**SHORT TASK**
The listing below is the input. Say how many of its lines contain "Відродження", giving the number alone.

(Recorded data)
* Begin *
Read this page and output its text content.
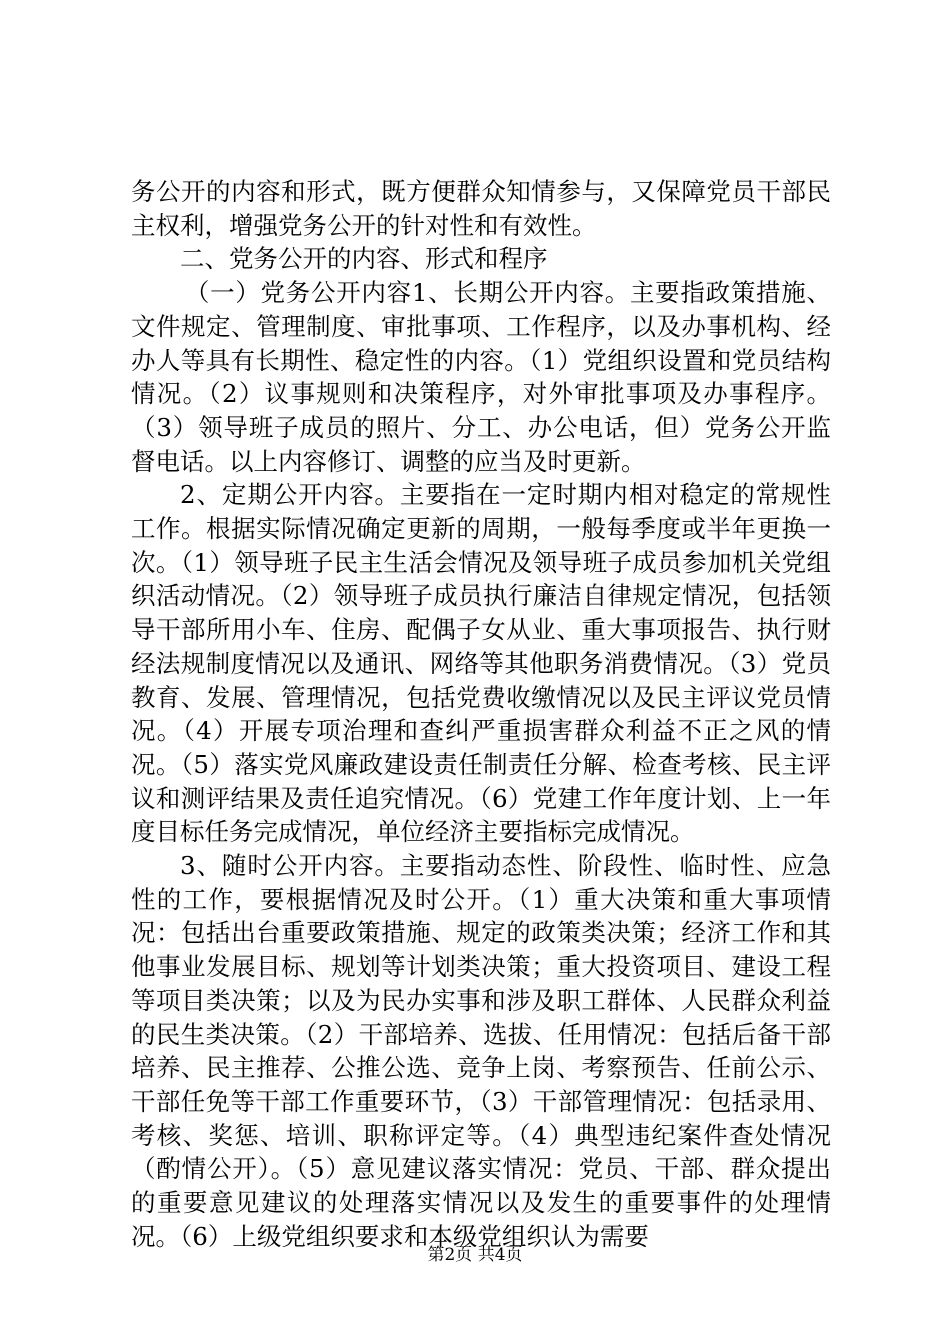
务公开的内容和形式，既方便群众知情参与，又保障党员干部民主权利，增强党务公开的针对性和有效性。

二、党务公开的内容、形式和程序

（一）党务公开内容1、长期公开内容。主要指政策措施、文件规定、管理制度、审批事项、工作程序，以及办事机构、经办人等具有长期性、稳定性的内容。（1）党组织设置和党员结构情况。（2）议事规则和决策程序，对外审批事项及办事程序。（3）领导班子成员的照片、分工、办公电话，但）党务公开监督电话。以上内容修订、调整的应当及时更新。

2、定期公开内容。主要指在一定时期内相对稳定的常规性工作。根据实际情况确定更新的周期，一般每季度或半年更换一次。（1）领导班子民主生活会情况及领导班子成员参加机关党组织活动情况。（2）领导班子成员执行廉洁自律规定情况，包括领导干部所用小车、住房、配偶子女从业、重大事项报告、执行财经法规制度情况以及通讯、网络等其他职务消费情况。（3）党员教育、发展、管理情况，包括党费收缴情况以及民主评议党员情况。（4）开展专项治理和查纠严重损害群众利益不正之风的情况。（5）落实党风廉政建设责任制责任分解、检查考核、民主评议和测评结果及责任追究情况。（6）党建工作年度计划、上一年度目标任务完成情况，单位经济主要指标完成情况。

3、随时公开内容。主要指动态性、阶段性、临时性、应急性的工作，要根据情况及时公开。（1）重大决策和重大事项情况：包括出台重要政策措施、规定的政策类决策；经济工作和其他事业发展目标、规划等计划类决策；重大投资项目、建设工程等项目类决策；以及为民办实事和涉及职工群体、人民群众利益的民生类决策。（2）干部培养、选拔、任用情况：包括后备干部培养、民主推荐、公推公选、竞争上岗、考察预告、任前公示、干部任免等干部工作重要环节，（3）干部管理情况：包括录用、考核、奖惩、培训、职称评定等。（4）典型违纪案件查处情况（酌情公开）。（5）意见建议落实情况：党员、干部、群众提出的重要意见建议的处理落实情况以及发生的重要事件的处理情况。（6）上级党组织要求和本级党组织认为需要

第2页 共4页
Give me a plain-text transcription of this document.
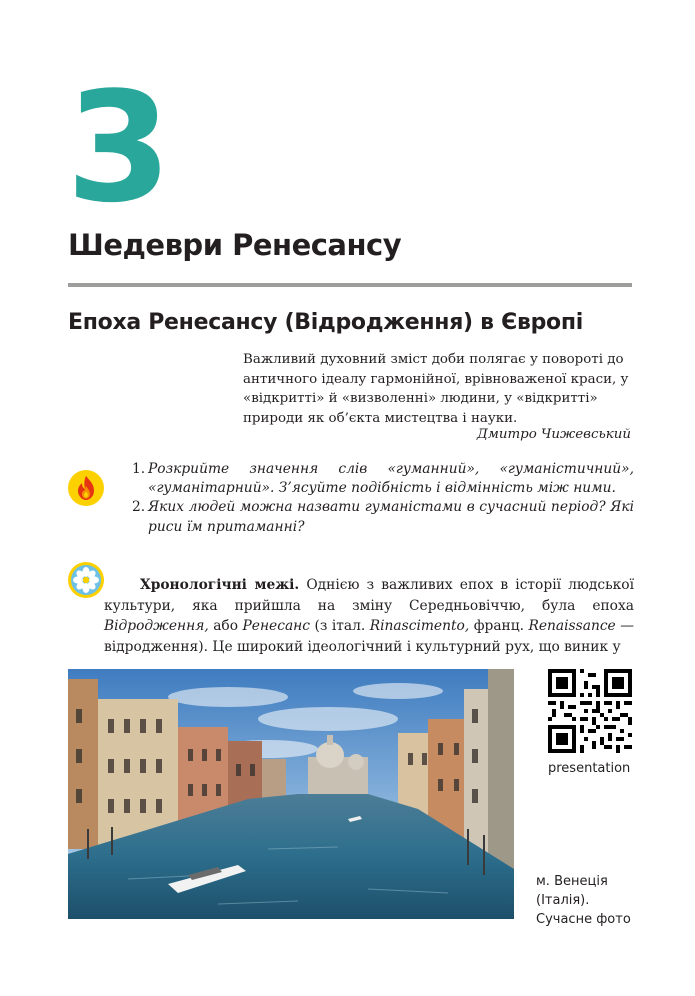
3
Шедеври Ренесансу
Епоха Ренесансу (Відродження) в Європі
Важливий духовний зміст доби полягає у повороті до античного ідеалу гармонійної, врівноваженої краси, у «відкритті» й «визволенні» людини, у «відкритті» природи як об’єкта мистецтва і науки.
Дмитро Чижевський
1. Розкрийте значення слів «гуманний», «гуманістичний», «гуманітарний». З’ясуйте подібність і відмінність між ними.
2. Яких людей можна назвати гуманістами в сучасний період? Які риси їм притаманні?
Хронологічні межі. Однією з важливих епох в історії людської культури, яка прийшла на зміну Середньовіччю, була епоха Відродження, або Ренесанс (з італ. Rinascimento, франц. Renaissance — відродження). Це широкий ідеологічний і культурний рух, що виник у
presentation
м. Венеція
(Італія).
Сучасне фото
* End *
**EXERCISE OUTPUT**
2